◆ **Exercise description**: List all lines of the data that include the string "color".

◆ **Entries**:
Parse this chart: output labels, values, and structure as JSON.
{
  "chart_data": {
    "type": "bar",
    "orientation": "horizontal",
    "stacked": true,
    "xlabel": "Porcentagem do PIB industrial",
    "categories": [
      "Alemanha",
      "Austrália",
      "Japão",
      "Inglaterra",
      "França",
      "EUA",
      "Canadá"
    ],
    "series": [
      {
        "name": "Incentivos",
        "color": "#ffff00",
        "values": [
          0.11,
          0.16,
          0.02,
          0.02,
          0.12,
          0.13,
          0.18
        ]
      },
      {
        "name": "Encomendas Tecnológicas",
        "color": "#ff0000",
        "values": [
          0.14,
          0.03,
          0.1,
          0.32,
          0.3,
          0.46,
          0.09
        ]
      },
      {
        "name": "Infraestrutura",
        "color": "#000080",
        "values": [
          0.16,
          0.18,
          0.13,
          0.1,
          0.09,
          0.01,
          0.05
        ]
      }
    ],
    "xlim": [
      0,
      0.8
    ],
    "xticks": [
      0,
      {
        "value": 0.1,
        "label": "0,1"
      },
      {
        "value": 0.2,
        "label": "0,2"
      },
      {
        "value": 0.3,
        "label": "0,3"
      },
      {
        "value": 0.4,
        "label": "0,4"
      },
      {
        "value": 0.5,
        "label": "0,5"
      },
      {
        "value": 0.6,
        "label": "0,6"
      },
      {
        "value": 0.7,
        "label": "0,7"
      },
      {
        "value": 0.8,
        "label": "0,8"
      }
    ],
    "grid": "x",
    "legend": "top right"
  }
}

◆ **Final result**:
        "color": "#ffff00",
        "color": "#ff0000",
        "color": "#000080",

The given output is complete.